#### [EXERCISE GOAL]
Print every entry, word for word, and skip the images.

*** INPUT RECORDS

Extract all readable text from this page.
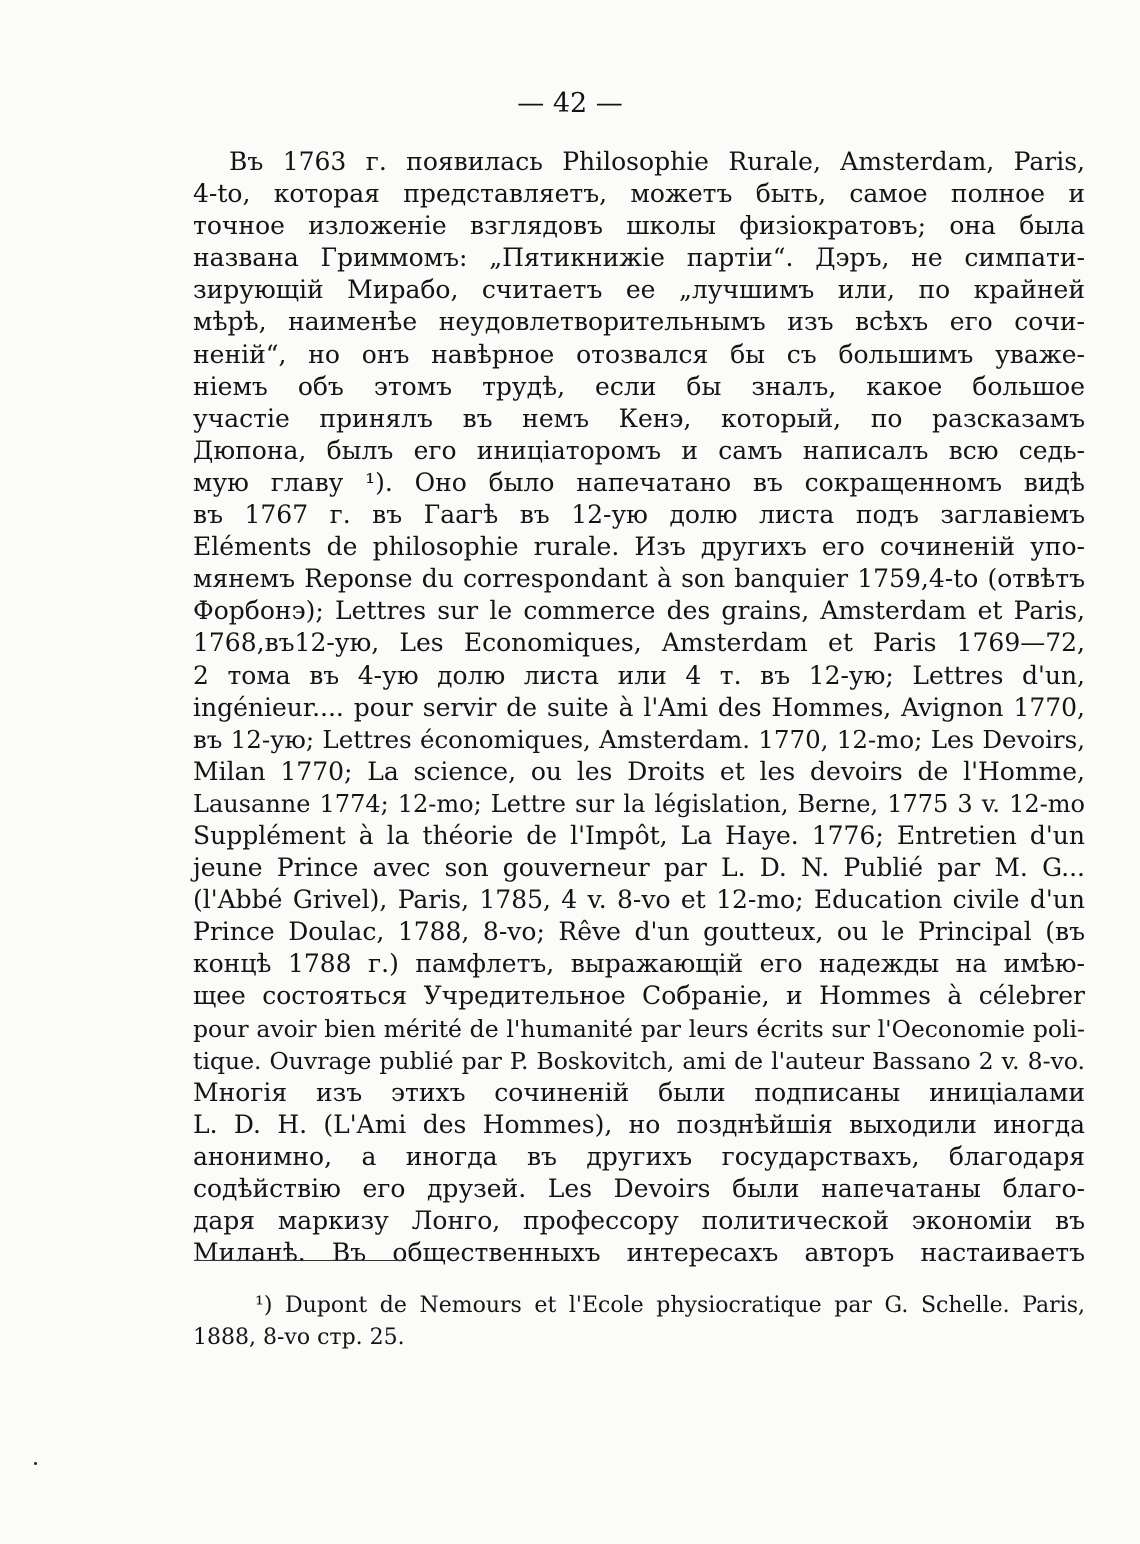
— 42 —
Въ 1763 г. появилась Philosophie Rurale, Amsterdam, Paris,
4-to, которая представляетъ, можетъ быть, самое полное и
точное изложеніе взглядовъ школы физіократовъ; она была
названа Гриммомъ: „Пятикнижіе партіи“. Дэръ, не симпати-
зирующій Мирабо, считаетъ ее „лучшимъ или, по крайней
мѣрѣ, наименѣе неудовлетворительнымъ изъ всѣхъ его сочи-
неній“, но онъ навѣрное отозвался бы съ большимъ уваже-
ніемъ объ этомъ трудѣ, если бы зналъ, какое большое
участіе принялъ въ немъ Кенэ, который, по разсказамъ
Дюпона, былъ его иниціаторомъ и самъ написалъ всю седь-
мую главу ¹). Оно было напечатано въ сокращенномъ видѣ
въ 1767 г. въ Гаагѣ въ 12-ую долю листа подъ заглавіемъ
Eléments de philosophie rurale. Изъ другихъ его сочиненій упо-
мянемъ Reponse du correspondant à son banquier 1759,4-to (отвѣтъ
Форбонэ); Lettres sur le commerce des grains, Amsterdam et Paris,
1768,въ12-ую, Les Economiques, Amsterdam et Paris 1769—72,
2 тома въ 4-ую долю листа или 4 т. въ 12-ую; Lettres d'un,
ingénieur.... pour servir de suite à l'Ami des Hommes, Avignon 1770,
въ 12-ую; Lettres économiques, Amsterdam. 1770, 12-mo; Les Devoirs,
Milan 1770; La science, ou les Droits et les devoirs de l'Homme,
Lausanne 1774; 12-mo; Lettre sur la législation, Berne, 1775 3 v. 12-mo
Supplément à la théorie de l'Impôt, La Haye. 1776; Entretien d'un
jeune Prince avec son gouverneur par L. D. N. Publié par M. G...
(l'Abbé Grivel), Paris, 1785, 4 v. 8-vo et 12-mo; Education civile d'un
Prince Doulac, 1788, 8-vo; Rêve d'un goutteux, ou le Principal (въ
концѣ 1788 г.) памфлетъ, выражающій его надежды на имѣю-
щее состояться Учредительное Собраніе, и Hommes à célebrer
pour avoir bien mérité de l'humanité par leurs écrits sur l'Oeconomie poli-
tique. Ouvrage publié par P. Boskovitch, ami de l'auteur Bassano 2 v. 8-vo.
Многія изъ этихъ сочиненій были подписаны иниціалами
L. D. H. (L'Ami des Hommes), но позднѣйшія выходили иногда
анонимно, а иногда въ другихъ государствахъ, благодаря
содѣйствію его друзей. Les Devoirs были напечатаны благо-
даря маркизу Лонго, профессору политической экономіи въ
Миланѣ. Въ общественныхъ интересахъ авторъ настаиваетъ
¹) Dupont de Nemours et l'Ecole physiocratique par G. Schelle. Paris,
1888, 8-vo стр. 25.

******

#### [TASK RESPONSE]
Extract all readable text from this page.
— 42 —
Въ 1763 г. появилась Philosophie Rurale, Amsterdam, Paris,
4-to, которая представляетъ, можетъ быть, самое полное и
точное изложеніе взглядовъ школы физіократовъ; она была
названа Гриммомъ: „Пятикнижіе партіи“. Дэръ, не симпати-
зирующій Мирабо, считаетъ ее „лучшимъ или, по крайней
мѣрѣ, наименѣе неудовлетворительнымъ изъ всѣхъ его сочи-
неній“, но онъ навѣрное отозвался бы съ большимъ уваже-
ніемъ объ этомъ трудѣ, если бы зналъ, какое большое
участіе принялъ въ немъ Кенэ, который, по разсказамъ
Дюпона, былъ его иниціаторомъ и самъ написалъ всю седь-
мую главу ¹). Оно было напечатано въ сокращенномъ видѣ
въ 1767 г. въ Гаагѣ въ 12-ую долю листа подъ заглавіемъ
Eléments de philosophie rurale. Изъ другихъ его сочиненій упо-
мянемъ Reponse du correspondant à son banquier 1759,4-to (отвѣтъ
Форбонэ); Lettres sur le commerce des grains, Amsterdam et Paris,
1768,въ12-ую, Les Economiques, Amsterdam et Paris 1769—72,
2 тома въ 4-ую долю листа или 4 т. въ 12-ую; Lettres d'un,
ingénieur.... pour servir de suite à l'Ami des Hommes, Avignon 1770,
въ 12-ую; Lettres économiques, Amsterdam. 1770, 12-mo; Les Devoirs,
Milan 1770; La science, ou les Droits et les devoirs de l'Homme,
Lausanne 1774; 12-mo; Lettre sur la législation, Berne, 1775 3 v. 12-mo
Supplément à la théorie de l'Impôt, La Haye. 1776; Entretien d'un
jeune Prince avec son gouverneur par L. D. N. Publié par M. G...
(l'Abbé Grivel), Paris, 1785, 4 v. 8-vo et 12-mo; Education civile d'un
Prince Doulac, 1788, 8-vo; Rêve d'un goutteux, ou le Principal (въ
концѣ 1788 г.) памфлетъ, выражающій его надежды на имѣю-
щее состояться Учредительное Собраніе, и Hommes à célebrer
pour avoir bien mérité de l'humanité par leurs écrits sur l'Oeconomie poli-
tique. Ouvrage publié par P. Boskovitch, ami de l'auteur Bassano 2 v. 8-vo.
Многія изъ этихъ сочиненій были подписаны иниціалами
L. D. H. (L'Ami des Hommes), но позднѣйшія выходили иногда
анонимно, а иногда въ другихъ государствахъ, благодаря
содѣйствію его друзей. Les Devoirs были напечатаны благо-
даря маркизу Лонго, профессору политической экономіи въ
Миланѣ. Въ общественныхъ интересахъ авторъ настаиваетъ
¹) Dupont de Nemours et l'Ecole physiocratique par G. Schelle. Paris,
1888, 8-vo стр. 25.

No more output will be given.